## Exercise description
Transcribe each record below word for word.

## Data entries

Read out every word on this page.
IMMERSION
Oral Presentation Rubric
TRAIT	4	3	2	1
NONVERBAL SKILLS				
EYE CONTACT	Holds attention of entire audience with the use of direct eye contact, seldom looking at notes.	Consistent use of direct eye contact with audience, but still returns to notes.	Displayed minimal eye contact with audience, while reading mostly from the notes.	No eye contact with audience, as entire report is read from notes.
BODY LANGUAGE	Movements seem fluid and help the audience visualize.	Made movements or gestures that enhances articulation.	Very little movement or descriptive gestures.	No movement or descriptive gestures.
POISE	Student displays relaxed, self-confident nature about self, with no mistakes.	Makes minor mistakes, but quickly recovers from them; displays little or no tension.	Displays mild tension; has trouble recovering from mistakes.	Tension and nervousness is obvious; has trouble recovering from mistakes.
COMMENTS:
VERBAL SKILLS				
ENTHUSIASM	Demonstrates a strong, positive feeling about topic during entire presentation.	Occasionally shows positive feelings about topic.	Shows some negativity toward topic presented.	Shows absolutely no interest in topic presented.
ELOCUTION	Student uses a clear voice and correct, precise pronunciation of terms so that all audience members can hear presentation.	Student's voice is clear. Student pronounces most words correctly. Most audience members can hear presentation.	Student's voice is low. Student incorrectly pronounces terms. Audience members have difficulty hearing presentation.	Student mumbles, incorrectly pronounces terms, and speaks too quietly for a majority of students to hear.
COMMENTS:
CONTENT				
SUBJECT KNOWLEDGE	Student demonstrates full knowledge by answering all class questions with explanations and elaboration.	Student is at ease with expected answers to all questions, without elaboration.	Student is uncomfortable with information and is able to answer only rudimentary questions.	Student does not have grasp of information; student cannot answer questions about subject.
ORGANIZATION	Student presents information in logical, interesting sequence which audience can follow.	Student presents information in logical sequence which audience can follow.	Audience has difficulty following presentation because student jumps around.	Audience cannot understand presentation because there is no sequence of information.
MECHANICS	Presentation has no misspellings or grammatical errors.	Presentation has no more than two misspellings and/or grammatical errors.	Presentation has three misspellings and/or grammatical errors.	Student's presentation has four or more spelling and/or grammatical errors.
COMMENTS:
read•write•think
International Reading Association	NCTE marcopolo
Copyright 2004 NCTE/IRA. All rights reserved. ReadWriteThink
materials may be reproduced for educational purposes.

## Worked solution
Read out every word on this page.
IMMERSION
Oral Presentation Rubric
TRAIT	4	3	2	1
NONVERBAL SKILLS				
EYE CONTACT	Holds attention of entire audience with the use of direct eye contact, seldom looking at notes.	Consistent use of direct eye contact with audience, but still returns to notes.	Displayed minimal eye contact with audience, while reading mostly from the notes.	No eye contact with audience, as entire report is read from notes.
BODY LANGUAGE	Movements seem fluid and help the audience visualize.	Made movements or gestures that enhances articulation.	Very little movement or descriptive gestures.	No movement or descriptive gestures.
POISE	Student displays relaxed, self-confident nature about self, with no mistakes.	Makes minor mistakes, but quickly recovers from them; displays little or no tension.	Displays mild tension; has trouble recovering from mistakes.	Tension and nervousness is obvious; has trouble recovering from mistakes.
COMMENTS:
VERBAL SKILLS				
ENTHUSIASM	Demonstrates a strong, positive feeling about topic during entire presentation.	Occasionally shows positive feelings about topic.	Shows some negativity toward topic presented.	Shows absolutely no interest in topic presented.
ELOCUTION	Student uses a clear voice and correct, precise pronunciation of terms so that all audience members can hear presentation.	Student's voice is clear. Student pronounces most words correctly. Most audience members can hear presentation.	Student's voice is low. Student incorrectly pronounces terms. Audience members have difficulty hearing presentation.	Student mumbles, incorrectly pronounces terms, and speaks too quietly for a majority of students to hear.
COMMENTS:
CONTENT				
SUBJECT KNOWLEDGE	Student demonstrates full knowledge by answering all class questions with explanations and elaboration.	Student is at ease with expected answers to all questions, without elaboration.	Student is uncomfortable with information and is able to answer only rudimentary questions.	Student does not have grasp of information; student cannot answer questions about subject.
ORGANIZATION	Student presents information in logical, interesting sequence which audience can follow.	Student presents information in logical sequence which audience can follow.	Audience has difficulty following presentation because student jumps around.	Audience cannot understand presentation because there is no sequence of information.
MECHANICS	Presentation has no misspellings or grammatical errors.	Presentation has no more than two misspellings and/or grammatical errors.	Presentation has three misspellings and/or grammatical errors.	Student's presentation has four or more spelling and/or grammatical errors.
COMMENTS:
read•write•think
International Reading Association	NCTE marcopolo
Copyright 2004 NCTE/IRA. All rights reserved. ReadWriteThink
materials may be reproduced for educational purposes.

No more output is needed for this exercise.